■ **What the task asks**
Answer these questions from the text on systems theory:
(a) Besides a linkage point of view, from what point of view does the researcher reflect on the systems theory?
(b) What name does the researcher give to the model that joins the functional approach with systems thinking?
(c) According to the criticism mentioned, what does the functional approach fail to incorporate?

■ **Page extract**
=-=-=
A functionalist approach to the systems theory Having determined that the systems theory is multi-faceted (including political, cultural, economic and social contexts), the researcher reflects on the systems theory not only from a linkage (interdependence) point of view but also from a functional ( execution) point of view. This means that the relationships among the various components of government are not enough in themselves. The vital question must be asked: To what extent are they achieving the expected and communicated broad goals of government? This is especially important in terms of ensuring coordination and appropriate outputs such as efficient and effective service delivery. Also critical to the function of the system are the questions: How does the intergovernmental relation sub-system within the system of government contribute to resolving blockages and facilitating government service delivery imperatives? How can these systems or interactions best be aligned and organized in a manner that ensures power relations and interests achieve the desired outcomes? This functional approach within the systems approach seeks to find a planned and structured way of organizing inputs within the systems analogy so that fragmentation, non-alignment, and misdirected or uncoordinated effort are better managed and grouped for efficiency, especially in the intergovernmental relations sub-system. This functional approach to the utilization of the systems theory within the framework of intergovernmental relations seeks to manage the criticisms that intergovernmental relations generate structures that in themselves may be blockages in the process of ensuring efficient and effective service delivery to the public. This suggests that the functional approach should be integrated with the systems thinking, bringing about a model worth considering critically in intergovernmental relations circles and which the researcher terms a “Functionalist model of the systems theory”.
According to Boguslaw (2002:37-38), functionalist theory suggests that in the study of society, ‘we should look at how the various parts or institutions combine to give society continuity over time (including intergovernmental relations). This theoretical approach can be used to explain why partnerships emerge, persist, and how these efforts fulfil organizational and societal needs’. A criticism of the functional approach is however, that it fails to incorporate an understanding of power in the environment or the role of organizations as agents in shaping society, those failing to make explicit the implicit order of relations that underlie political relationships and thereby failing to connect the institutional and societal interests. The challenge, then, is for an “institutional analysis to determine which relationships need such consistency and cohesion, and how to structure relationships amongst the various organizations and still maintain their relative authority, autonomy, and independent spheres of action’ (Wunsch & Olowu, 2000:81). Chaumont-Chancelier attempts to rationalize those relations arguing that the ‘Complex order can be explained with a spontaneous approach, as its name indicates, it is not concerned with the formation of any particular rule. It tries to explain the existence of social order, of this complex web of rules and the institutions leading to a recurrent social pattern of cooperation and coordination. This network is complex since it can been seen as a network of interrelated institutions, as an interweaving of many kinds of rules, some of them designed as spontaneous, explicit or tacit, enforced deliberately … and so on’ (2003: 70).
=-=-=
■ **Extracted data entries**
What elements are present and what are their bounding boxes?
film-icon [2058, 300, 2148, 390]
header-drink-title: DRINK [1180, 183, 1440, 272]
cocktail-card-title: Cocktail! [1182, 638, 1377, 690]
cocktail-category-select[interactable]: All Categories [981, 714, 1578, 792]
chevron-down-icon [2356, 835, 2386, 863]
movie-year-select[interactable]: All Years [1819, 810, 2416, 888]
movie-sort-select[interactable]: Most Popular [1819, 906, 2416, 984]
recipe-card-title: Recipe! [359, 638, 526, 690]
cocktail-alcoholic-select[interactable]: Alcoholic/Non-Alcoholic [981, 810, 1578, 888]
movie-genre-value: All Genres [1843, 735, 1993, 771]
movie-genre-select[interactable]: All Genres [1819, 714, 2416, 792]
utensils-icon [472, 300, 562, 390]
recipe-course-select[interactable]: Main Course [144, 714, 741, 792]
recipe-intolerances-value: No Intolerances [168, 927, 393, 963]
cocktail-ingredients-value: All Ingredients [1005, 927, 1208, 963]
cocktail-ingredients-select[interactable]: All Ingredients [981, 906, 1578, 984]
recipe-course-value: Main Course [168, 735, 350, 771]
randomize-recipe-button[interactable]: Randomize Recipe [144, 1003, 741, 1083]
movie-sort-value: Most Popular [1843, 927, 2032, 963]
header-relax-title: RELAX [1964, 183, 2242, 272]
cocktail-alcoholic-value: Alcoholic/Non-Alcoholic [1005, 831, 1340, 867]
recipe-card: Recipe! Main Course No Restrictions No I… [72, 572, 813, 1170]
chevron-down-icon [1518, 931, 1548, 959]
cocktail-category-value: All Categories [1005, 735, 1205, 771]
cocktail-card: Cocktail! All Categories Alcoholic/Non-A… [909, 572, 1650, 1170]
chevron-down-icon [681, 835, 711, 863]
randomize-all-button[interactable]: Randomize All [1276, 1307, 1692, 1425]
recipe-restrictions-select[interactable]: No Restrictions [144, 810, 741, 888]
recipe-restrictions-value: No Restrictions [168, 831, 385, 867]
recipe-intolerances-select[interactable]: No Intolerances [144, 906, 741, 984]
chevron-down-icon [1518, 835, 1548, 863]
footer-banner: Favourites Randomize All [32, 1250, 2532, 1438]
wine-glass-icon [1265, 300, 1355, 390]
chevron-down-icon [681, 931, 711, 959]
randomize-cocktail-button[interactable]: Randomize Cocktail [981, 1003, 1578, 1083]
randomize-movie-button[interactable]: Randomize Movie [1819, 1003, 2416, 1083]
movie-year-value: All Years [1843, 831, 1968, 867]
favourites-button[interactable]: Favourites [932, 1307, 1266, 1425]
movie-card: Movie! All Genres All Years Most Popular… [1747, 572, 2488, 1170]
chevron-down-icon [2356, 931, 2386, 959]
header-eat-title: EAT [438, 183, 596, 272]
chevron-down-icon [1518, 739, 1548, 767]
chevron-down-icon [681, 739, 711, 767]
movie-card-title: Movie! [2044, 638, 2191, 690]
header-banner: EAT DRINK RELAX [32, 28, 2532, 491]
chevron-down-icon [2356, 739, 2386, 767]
=-=-=
■ **Written answer**
(a) A functional (execution) point of view.
(b) A "Functionalist model of the systems theory."
(c) An understanding of power in the environment or the role of organizations as agents in shaping society.